__Given problem 1__: Write out the part of the PML design text starting with "In the following" and going on through "convenient and effective.".
__Given problem 2__:
What does the PML design text state about each of these?
(a) Where has all the complexity of description moved?
(b) Which two Web browsers are named?
(c) Which shared features of objects designed and built by humans are listed?
__Given problem 3__:
Does each statement agree with the PML design text? Answer yes or no for each, quoting the words that decide it.
(a) The proposed PML will lean toward industry-specific implementations rather than a general standard.
(b) Generic software tends to be more robust and less expensive than focused applications.
(c) Few of the languages and standards developed in the past saw wide spread adoption.

__Supplied text__:
○ ○ ○ ○

Design

The effective design of the Physical Markup Language must balance a myriad of competing design issues and constraints. Since we have essentially eliminated most of the information and structure on the tagged object, all the complexity of description has moved to the networked database. Issues such as syntax, data types, complexity, extensibility, security, application domains, units of measure and more, must be weighted to effective achieve the objectives set out for the language.

In the following sections, we will consider a variety of design issues, key assumptions and other considerations in the formation of the PML. This is in not an exhaustive list, but a starting point in the language design.

We must remember numerous languages and standards have developed in the past, yet few see wide spread adoption. We wish to avoid the pitfalls of the past, and develop a standard, which is simple, convenient and effective.

Generality

The objective the Physical Markup Language is to be a universal standard for describing physical objects, processes and environments. Clearly given the broad scope of this objective, the language cannot be overly detailed or specific. In the classic choice between depth and breath, the proposed PML will lean toward a more general standard, rather than industry specific implementations.

There are number of reasons for this decision. First, a broad language will address the largest number of industries. Second, software developed for the language will have the greatest potential market. The quality and capability of the code will likely be superior to any specific implementation. This is analogous to Web browsers, such as AOL's Netscape™ or Microsoft's Internet Explorer™, both of which are generally superior to similar applications targeted for specific industries. The more generic software also tends to be more robust and less expensive than focused applications.

Third, physical objects and systems do indeed have common, underlying characteristics. Since most physical objects of interest to industry and commerce are those designed and built by humans, they tend to have shared features, such as shape, symmetry, materials and function, as well as business processes, ownership and transaction. Furthermore, many industries, such as healthcare, manufacturing, defense, logistics, transportation, disposal and many others, describe similar characteristics in different ways. By offering a unifying language, these characteristics can be shared and translated across industry groups, multiplying the amount of available information. Automated, industry specific translators may be written allowing the shared information to be presented in familiar ways.

○ ○ ○ ○

__Boxed element entries__:
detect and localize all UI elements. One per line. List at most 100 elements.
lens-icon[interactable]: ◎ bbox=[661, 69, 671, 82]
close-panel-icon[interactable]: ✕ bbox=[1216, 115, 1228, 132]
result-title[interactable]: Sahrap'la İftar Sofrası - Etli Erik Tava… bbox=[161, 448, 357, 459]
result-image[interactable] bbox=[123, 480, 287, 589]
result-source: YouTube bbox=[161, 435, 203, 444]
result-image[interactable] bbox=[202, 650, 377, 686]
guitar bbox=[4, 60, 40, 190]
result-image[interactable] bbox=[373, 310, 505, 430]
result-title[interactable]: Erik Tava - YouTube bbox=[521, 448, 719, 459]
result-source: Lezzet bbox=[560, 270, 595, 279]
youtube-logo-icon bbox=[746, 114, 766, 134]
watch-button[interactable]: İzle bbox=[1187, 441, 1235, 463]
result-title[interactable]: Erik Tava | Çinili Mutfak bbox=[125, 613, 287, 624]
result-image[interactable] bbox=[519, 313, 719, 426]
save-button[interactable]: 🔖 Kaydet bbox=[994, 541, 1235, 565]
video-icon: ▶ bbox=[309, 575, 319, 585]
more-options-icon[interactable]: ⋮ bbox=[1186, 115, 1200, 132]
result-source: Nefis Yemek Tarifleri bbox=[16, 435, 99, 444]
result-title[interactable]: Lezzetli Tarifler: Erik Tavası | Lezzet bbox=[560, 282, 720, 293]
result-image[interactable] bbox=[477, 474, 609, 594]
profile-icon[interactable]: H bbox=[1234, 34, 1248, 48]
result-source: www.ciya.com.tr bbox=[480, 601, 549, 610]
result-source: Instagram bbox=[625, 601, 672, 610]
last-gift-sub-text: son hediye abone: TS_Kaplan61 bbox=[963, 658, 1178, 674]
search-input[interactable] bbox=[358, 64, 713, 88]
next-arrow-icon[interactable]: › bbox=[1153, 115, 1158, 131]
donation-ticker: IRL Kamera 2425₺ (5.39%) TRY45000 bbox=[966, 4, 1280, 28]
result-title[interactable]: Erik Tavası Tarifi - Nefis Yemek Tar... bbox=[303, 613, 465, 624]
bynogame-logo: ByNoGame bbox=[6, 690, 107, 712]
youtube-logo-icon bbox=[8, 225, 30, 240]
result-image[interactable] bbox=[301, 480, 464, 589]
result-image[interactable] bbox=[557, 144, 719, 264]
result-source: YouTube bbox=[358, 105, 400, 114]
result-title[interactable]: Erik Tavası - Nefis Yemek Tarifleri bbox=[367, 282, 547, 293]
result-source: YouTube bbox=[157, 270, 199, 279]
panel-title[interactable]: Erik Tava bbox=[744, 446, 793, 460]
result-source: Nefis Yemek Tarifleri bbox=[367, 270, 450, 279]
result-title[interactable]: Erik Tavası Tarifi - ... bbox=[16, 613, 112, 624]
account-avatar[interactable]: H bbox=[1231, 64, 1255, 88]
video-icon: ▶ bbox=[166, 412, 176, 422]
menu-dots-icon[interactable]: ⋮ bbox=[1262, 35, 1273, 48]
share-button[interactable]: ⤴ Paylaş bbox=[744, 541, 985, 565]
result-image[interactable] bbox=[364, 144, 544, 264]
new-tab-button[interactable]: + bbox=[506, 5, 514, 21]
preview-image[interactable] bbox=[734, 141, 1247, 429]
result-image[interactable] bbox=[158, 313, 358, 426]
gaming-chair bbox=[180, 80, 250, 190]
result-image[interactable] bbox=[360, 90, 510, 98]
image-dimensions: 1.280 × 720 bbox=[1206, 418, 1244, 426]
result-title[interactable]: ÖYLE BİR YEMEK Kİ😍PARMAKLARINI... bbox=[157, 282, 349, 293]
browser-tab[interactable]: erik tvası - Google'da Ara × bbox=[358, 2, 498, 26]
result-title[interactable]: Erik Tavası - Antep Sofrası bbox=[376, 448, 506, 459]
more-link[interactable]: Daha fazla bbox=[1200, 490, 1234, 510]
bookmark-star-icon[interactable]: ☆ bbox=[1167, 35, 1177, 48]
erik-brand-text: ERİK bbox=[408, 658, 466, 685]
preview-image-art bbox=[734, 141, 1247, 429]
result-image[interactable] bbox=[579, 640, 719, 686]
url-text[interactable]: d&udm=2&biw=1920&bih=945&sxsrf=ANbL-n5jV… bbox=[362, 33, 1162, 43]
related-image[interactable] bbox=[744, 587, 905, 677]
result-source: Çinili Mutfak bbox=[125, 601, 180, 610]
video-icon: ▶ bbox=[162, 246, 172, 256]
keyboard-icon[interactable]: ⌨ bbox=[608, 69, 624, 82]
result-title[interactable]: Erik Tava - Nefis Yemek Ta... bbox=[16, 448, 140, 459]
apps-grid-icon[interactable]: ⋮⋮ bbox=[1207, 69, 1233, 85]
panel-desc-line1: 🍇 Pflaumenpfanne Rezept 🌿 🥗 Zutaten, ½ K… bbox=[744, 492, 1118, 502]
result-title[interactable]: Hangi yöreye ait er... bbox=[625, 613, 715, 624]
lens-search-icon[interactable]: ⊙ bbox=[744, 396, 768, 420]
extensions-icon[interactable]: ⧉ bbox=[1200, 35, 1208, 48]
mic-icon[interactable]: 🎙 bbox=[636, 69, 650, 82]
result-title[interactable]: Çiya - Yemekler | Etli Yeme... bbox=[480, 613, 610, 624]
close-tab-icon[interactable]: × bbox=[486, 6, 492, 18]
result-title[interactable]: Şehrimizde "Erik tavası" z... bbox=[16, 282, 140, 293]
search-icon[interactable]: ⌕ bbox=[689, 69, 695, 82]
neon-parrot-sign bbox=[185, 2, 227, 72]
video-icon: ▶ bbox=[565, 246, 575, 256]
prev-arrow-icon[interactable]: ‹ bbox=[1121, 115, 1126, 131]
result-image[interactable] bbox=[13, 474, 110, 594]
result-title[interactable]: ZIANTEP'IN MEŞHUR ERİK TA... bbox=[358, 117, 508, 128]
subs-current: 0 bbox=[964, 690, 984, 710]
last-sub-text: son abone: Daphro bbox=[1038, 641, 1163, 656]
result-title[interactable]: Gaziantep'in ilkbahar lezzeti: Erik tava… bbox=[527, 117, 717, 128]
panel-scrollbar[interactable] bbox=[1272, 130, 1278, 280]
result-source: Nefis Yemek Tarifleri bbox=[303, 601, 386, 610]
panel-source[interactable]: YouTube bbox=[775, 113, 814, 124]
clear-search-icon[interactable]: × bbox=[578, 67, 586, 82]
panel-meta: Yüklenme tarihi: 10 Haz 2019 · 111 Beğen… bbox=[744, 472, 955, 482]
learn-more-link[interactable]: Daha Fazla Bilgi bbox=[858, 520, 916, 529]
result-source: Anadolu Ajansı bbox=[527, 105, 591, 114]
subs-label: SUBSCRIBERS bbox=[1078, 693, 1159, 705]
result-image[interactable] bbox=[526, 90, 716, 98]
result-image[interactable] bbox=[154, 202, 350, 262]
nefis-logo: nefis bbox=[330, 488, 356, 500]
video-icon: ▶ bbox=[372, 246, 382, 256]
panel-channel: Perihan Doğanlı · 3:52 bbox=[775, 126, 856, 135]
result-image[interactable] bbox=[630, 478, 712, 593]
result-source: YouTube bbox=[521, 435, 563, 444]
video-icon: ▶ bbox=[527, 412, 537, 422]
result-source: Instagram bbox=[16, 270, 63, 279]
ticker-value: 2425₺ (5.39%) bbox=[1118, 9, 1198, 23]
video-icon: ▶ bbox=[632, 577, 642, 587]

○ ○ ○ ○

__Expected output 1__:
In the following sections, we will consider a variety of design issues, key assumptions and other considerations in the formation of the PML. This is in not an exhaustive list, but a starting point in the language design.

We must remember numerous languages and standards have developed in the past, yet few see wide spread adoption. We wish to avoid the pitfalls of the past, and develop a standard, which is simple, convenient and effective.

__Expected output 2__:
(a) To the networked database.
(b) AOL's Netscape™ and Microsoft's Internet Explorer™.
(c) Shape, symmetry, materials and function, as well as business processes, ownership and transaction.

__Expected output 3__:
(a) No: "the proposed PML will lean toward a more general standard, rather than industry specific implementations."
(b) Yes: "The more generic software also tends to be more robust and less expensive than focused applications."
(c) Yes: "numerous languages and standards have developed in the past, yet few see wide spread adoption."